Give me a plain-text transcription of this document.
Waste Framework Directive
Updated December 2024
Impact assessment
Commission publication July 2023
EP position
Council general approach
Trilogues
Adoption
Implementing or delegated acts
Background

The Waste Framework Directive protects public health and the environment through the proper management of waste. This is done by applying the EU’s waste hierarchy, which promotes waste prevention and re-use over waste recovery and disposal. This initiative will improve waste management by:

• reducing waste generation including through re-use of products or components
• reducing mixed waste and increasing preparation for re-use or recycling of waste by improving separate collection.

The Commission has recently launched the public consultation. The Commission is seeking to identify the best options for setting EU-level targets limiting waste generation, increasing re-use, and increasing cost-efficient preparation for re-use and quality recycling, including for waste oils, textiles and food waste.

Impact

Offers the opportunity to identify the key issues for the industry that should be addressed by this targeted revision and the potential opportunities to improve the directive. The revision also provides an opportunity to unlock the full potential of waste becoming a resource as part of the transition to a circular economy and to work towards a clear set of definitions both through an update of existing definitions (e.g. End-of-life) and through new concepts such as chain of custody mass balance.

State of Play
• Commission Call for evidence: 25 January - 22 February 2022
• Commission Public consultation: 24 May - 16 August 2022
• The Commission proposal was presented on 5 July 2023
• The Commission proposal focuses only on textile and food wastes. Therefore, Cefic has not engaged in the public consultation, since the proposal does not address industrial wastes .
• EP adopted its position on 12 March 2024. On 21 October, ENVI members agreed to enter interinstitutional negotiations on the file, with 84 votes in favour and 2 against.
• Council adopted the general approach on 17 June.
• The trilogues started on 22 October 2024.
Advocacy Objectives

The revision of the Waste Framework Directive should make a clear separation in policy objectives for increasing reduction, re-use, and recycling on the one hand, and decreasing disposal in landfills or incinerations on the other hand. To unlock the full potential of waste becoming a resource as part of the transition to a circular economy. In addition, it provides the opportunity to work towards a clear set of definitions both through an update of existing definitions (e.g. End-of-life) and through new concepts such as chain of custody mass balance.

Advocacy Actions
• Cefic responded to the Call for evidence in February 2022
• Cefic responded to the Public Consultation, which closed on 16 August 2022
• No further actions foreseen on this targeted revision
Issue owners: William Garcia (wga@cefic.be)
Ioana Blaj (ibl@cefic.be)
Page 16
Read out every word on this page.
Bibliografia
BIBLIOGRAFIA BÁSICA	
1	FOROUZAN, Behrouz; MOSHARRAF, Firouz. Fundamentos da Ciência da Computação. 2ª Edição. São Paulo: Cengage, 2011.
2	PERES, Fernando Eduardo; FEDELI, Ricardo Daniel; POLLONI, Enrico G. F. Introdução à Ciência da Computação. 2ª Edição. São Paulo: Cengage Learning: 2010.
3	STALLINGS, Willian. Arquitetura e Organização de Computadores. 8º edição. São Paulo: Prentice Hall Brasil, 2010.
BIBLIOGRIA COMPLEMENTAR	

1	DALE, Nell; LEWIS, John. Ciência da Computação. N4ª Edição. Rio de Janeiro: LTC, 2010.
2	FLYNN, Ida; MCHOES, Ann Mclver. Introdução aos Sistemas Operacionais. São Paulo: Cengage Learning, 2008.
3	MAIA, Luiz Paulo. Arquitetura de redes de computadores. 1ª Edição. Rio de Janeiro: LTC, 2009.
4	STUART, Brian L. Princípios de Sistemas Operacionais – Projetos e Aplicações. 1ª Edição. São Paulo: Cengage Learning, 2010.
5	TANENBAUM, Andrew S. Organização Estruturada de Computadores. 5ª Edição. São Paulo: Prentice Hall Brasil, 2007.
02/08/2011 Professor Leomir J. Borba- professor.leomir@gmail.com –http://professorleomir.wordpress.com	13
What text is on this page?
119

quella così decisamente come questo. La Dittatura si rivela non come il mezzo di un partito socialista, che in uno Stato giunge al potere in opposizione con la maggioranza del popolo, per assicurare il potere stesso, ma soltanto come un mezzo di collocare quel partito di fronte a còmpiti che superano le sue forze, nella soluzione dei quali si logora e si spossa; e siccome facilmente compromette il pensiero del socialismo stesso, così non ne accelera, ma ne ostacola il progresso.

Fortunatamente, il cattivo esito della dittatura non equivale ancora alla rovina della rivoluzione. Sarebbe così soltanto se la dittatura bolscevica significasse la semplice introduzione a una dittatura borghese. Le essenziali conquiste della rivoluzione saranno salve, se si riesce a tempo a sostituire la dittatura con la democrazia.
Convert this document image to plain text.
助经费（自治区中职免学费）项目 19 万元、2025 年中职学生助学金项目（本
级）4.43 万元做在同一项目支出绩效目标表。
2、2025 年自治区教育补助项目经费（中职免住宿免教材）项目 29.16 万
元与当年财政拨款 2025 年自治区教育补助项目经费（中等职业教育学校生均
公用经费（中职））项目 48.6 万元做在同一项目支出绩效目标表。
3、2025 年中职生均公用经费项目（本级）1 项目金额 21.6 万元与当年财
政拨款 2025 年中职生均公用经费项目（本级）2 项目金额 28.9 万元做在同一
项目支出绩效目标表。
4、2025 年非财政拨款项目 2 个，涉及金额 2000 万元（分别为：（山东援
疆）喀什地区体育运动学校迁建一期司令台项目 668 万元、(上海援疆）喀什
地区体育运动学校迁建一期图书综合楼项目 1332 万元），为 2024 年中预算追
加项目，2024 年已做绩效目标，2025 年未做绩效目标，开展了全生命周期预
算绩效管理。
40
● ● ●
* WRITTEN PROBLEM *
Look over the listing above. Pick out and copy every line that includes "approach".

* PROBLEM SOLUTION *
Council general approach
• Council adopted the general approach on 17 June.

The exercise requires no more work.